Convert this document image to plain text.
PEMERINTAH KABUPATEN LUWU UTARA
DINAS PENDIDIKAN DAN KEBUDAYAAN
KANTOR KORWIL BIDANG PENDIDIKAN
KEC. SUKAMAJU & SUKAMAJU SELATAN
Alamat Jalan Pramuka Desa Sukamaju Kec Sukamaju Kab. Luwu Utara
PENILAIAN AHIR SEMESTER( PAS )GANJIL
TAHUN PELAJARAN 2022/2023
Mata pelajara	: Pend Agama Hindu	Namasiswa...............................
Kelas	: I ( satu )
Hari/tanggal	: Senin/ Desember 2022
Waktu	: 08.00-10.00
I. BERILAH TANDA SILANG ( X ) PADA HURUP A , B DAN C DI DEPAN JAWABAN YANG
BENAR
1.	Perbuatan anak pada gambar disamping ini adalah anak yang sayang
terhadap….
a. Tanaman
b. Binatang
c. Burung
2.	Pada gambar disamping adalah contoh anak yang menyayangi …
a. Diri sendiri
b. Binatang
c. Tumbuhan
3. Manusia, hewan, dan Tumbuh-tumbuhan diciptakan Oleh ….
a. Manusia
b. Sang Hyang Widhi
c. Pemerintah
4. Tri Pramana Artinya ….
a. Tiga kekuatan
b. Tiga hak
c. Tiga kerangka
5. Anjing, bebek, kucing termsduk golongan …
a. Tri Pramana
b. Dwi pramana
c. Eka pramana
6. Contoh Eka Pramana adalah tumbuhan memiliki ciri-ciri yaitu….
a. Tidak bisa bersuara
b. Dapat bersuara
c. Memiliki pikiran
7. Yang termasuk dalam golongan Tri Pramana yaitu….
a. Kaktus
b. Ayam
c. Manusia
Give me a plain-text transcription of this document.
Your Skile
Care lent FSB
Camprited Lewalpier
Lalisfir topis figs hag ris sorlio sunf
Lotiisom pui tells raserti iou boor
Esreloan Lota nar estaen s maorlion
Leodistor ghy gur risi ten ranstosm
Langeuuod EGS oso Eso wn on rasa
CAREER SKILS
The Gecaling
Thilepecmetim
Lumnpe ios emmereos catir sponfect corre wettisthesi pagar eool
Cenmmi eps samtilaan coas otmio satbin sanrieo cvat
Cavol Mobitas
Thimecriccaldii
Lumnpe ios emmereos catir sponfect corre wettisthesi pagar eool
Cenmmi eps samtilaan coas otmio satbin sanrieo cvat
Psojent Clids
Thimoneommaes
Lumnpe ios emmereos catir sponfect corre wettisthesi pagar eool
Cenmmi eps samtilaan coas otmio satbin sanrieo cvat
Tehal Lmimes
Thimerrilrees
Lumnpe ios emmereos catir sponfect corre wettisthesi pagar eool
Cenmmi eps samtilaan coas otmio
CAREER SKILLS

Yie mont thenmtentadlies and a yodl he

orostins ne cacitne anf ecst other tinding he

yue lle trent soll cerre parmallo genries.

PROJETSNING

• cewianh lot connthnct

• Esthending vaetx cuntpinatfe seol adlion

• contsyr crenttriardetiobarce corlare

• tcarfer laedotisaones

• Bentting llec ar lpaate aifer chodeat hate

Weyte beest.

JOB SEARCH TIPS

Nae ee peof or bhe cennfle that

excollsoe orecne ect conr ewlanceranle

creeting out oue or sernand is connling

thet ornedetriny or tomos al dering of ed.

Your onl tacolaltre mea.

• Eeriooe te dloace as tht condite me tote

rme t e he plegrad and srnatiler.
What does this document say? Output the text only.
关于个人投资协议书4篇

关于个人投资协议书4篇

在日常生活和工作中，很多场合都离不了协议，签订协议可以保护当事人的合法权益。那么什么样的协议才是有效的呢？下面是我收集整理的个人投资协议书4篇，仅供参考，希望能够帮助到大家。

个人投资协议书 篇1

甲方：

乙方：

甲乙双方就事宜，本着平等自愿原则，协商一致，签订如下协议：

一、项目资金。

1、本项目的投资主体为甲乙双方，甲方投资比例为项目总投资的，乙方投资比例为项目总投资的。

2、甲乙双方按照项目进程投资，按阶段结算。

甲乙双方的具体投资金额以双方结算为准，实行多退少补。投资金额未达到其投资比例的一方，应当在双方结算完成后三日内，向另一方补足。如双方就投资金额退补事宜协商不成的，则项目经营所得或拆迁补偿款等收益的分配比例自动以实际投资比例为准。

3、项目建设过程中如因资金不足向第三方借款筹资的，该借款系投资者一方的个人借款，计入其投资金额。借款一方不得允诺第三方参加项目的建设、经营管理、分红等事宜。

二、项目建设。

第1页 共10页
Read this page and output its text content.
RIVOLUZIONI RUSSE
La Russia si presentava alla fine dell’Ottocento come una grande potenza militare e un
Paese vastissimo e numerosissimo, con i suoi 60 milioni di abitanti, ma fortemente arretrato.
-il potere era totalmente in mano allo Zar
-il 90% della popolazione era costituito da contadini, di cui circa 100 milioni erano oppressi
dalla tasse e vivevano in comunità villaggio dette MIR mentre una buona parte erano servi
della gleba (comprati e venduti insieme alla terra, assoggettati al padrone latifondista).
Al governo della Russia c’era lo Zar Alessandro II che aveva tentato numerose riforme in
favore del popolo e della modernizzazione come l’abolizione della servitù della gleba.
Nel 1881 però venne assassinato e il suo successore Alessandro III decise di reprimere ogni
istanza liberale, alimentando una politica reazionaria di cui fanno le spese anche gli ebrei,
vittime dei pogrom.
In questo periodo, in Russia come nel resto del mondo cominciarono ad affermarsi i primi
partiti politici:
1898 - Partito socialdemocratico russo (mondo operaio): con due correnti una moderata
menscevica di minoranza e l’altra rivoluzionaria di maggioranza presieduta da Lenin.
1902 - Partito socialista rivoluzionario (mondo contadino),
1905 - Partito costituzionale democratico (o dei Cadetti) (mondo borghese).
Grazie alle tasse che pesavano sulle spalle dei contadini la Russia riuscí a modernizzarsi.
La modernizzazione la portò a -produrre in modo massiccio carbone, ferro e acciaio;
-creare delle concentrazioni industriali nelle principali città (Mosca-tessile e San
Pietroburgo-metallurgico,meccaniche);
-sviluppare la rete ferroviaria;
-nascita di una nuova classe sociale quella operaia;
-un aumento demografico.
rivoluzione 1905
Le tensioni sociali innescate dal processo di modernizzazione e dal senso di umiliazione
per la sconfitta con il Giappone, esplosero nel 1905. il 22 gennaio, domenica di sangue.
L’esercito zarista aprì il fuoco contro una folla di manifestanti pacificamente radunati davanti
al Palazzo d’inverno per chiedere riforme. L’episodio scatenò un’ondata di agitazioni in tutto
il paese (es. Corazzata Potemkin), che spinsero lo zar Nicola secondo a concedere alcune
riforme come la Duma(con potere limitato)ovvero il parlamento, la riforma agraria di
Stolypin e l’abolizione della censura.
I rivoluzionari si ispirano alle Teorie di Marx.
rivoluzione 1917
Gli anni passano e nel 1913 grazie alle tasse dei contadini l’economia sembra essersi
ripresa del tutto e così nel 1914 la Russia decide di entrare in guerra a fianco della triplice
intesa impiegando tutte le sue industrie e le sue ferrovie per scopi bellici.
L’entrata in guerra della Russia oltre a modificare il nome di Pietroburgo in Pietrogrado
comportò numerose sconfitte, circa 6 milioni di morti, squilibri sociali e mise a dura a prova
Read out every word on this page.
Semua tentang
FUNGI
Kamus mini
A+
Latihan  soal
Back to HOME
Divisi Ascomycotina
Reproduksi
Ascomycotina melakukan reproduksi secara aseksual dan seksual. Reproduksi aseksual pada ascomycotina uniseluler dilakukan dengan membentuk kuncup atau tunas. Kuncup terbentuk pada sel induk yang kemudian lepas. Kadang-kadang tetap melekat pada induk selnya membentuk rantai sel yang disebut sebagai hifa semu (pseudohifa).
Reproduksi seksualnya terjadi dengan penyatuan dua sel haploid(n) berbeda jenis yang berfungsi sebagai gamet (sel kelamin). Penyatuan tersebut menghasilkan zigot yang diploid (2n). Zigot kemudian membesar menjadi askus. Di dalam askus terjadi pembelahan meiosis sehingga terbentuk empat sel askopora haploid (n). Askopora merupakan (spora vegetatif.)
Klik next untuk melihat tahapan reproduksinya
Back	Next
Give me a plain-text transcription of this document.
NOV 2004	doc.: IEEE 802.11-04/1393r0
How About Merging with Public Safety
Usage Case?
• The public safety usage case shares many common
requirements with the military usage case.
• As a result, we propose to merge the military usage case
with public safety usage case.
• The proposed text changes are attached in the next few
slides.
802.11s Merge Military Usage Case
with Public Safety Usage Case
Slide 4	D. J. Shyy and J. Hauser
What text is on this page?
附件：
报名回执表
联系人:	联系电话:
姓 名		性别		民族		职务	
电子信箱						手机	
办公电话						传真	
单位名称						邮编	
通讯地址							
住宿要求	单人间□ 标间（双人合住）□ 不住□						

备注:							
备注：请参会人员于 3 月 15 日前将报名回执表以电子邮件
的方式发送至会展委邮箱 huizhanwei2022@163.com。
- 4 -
------------------------
* Directive *
Copy every line in the records above that contains the word "abolizione".

* Output for this exercise *
favore del popolo e della modernizzazione come l’abolizione della servitù della gleba.
Stolypin e l’abolizione della censura.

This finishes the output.